Job — In the entries, find all lines that hold the word "uszkodzenia" and copy them.

Extracted data —
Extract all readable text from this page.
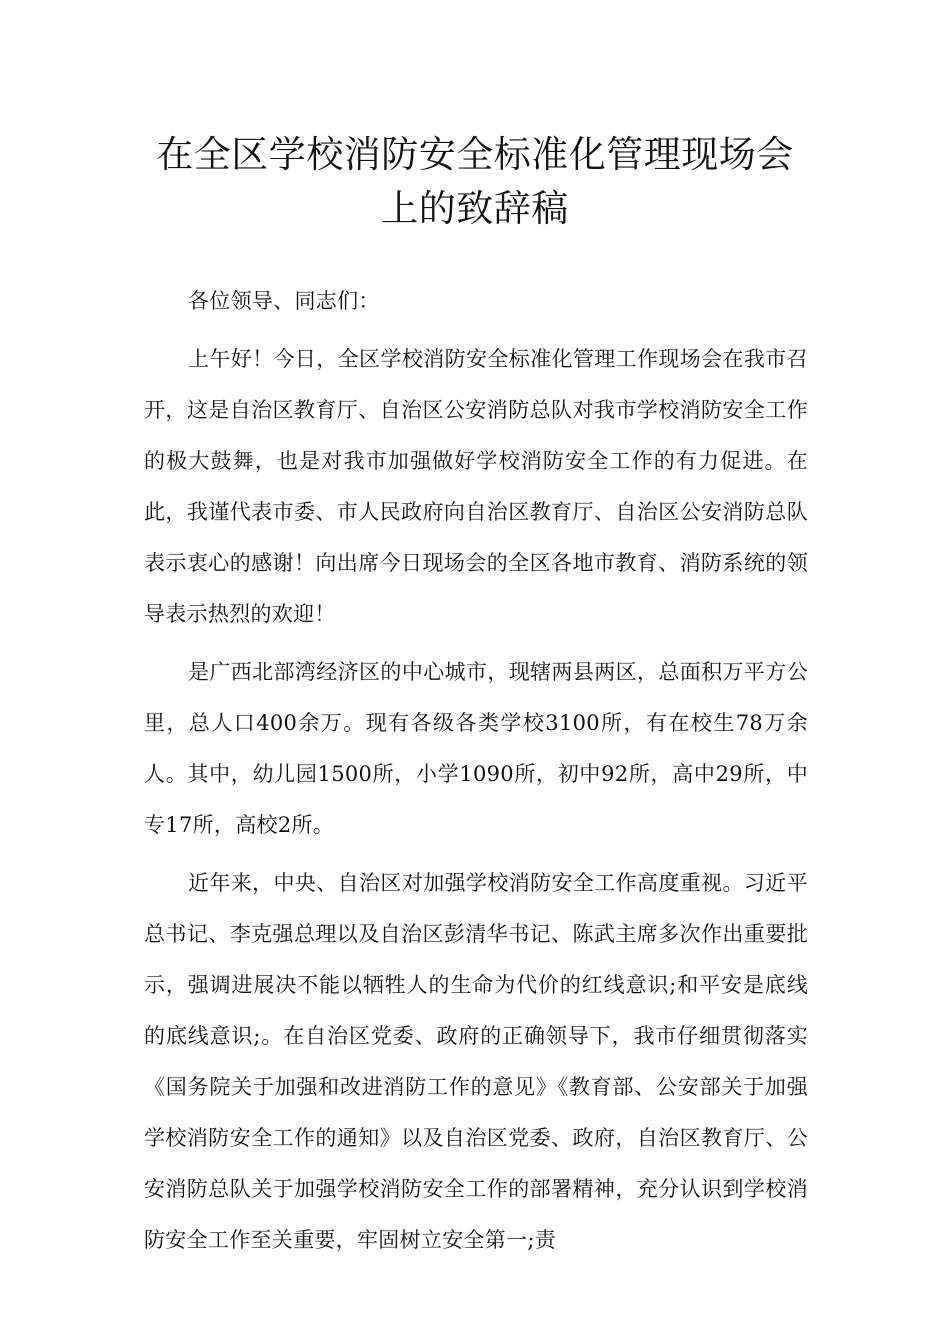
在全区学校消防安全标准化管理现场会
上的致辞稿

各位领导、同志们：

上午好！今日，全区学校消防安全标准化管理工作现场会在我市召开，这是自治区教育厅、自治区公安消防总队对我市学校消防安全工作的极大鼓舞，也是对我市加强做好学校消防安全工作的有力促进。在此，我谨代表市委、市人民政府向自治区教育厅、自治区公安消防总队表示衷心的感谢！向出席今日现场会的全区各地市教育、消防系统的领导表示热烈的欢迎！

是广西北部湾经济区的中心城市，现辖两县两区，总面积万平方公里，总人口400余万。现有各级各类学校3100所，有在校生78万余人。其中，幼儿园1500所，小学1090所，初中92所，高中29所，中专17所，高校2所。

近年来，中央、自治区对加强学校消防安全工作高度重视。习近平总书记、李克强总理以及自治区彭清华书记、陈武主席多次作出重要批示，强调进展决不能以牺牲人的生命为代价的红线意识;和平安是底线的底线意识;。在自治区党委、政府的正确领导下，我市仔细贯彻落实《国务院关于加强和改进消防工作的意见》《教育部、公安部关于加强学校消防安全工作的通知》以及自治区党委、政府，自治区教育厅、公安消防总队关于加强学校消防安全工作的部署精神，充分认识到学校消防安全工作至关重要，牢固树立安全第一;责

* * *

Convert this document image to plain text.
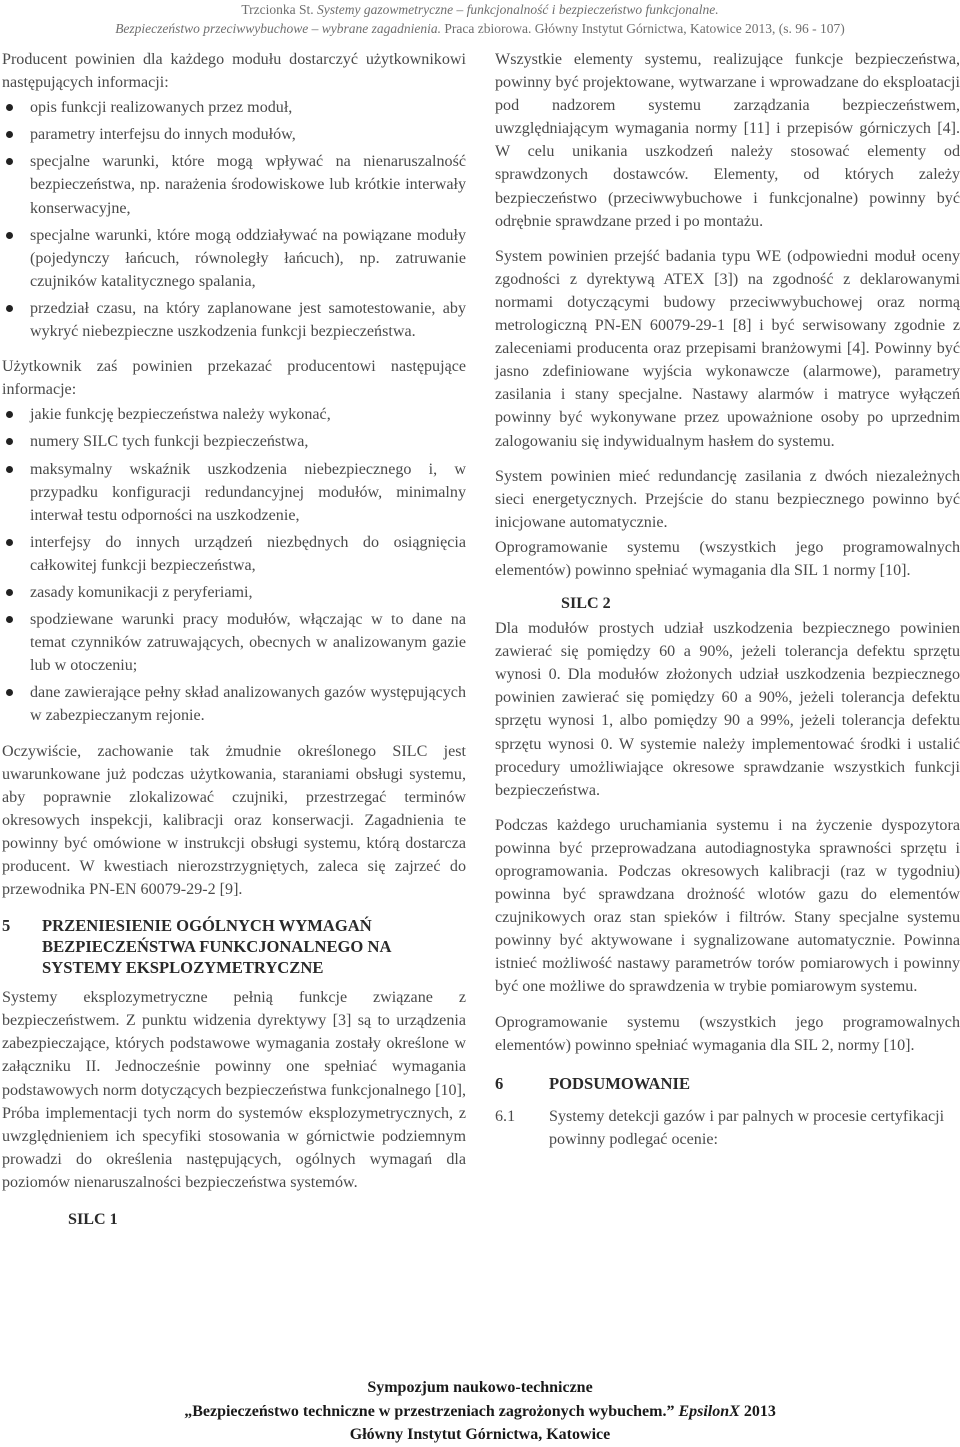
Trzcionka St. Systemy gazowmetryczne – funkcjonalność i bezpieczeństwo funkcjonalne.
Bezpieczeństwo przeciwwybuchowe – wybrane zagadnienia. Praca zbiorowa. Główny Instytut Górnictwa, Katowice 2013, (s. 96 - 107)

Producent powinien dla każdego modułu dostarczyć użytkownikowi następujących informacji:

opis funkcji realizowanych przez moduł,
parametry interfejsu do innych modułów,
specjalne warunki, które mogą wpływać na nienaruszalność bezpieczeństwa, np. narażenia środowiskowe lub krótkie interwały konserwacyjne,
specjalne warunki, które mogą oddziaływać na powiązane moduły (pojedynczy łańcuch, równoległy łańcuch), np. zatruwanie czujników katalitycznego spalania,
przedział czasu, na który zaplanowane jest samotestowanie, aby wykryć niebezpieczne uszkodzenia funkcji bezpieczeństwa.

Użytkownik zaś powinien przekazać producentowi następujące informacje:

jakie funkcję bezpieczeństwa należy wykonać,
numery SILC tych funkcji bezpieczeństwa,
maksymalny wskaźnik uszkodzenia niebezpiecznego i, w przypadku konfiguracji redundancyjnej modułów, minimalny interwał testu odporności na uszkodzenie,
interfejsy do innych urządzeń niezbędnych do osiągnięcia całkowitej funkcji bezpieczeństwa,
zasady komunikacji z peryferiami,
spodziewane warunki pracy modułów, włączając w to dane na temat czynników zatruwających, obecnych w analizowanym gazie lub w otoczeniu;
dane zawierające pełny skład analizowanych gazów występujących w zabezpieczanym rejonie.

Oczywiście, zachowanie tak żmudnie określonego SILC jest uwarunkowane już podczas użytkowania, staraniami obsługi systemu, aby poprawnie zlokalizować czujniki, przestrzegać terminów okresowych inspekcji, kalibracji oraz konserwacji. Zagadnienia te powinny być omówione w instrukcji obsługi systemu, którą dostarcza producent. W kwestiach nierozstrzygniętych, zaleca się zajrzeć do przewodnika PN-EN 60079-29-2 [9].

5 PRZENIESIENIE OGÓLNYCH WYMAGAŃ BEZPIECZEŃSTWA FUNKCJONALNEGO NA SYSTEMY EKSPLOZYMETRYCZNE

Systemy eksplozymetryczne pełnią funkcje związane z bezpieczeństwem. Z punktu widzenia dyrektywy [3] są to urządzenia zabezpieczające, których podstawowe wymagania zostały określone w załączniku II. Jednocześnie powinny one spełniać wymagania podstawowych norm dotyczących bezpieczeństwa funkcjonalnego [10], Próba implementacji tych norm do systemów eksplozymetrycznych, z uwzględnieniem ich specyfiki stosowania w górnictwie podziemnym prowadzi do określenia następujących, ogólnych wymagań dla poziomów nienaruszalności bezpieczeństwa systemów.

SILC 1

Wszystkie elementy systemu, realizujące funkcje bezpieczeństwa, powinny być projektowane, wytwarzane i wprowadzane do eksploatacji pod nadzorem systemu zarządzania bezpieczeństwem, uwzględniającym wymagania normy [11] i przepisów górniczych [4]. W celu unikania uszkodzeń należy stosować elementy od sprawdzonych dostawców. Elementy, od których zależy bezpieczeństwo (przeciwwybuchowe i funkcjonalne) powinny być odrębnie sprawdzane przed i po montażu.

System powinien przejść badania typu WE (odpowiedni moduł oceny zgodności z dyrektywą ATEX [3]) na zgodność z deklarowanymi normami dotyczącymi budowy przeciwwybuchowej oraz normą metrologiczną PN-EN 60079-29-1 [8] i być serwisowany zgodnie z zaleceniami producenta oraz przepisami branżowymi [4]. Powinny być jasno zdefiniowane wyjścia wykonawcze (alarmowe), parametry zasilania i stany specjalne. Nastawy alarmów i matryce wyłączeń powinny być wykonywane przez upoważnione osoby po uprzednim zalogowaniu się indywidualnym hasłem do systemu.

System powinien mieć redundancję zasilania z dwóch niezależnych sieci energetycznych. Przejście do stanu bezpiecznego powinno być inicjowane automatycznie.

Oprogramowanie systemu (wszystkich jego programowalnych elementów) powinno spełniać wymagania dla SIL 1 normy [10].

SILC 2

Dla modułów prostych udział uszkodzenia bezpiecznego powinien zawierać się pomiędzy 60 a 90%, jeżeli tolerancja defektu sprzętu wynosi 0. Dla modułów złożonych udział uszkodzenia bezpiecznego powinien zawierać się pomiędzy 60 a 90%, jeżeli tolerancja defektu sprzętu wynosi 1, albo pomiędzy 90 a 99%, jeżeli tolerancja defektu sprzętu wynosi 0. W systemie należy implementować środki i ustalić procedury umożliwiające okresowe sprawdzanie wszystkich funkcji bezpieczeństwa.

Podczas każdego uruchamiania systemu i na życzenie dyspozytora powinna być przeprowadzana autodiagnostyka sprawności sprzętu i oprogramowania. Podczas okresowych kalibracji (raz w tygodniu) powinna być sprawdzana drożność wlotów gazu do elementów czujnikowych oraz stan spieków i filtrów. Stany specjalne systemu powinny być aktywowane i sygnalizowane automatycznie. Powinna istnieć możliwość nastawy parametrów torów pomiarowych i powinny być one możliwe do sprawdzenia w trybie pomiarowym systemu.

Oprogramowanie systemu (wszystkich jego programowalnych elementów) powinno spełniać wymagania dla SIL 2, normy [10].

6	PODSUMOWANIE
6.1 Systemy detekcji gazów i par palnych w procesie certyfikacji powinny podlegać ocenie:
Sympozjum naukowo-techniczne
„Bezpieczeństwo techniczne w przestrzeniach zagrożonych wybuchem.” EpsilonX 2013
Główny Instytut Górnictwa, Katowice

Written response —
przedział czasu, na który zaplanowane jest samotestowanie, aby wykryć niebezpieczne uszkodzenia funkcji bezpieczeństwa.
maksymalny wskaźnik uszkodzenia niebezpiecznego i, w przypadku konfiguracji redundancyjnej modułów, minimalny interwał testu odporności na uszkodzenie,
Dla modułów prostych udział uszkodzenia bezpiecznego powinien zawierać się pomiędzy 60 a 90%, jeżeli tolerancja defektu sprzętu wynosi 0. Dla modułów złożonych udział uszkodzenia bezpiecznego powinien zawierać się pomiędzy 60 a 90%, jeżeli tolerancja defektu sprzętu wynosi 1, albo pomiędzy 90 a 99%, jeżeli tolerancja defektu sprzętu wynosi 0. W systemie należy implementować środki i ustalić procedury umożliwiające okresowe sprawdzanie wszystkich funkcji bezpieczeństwa.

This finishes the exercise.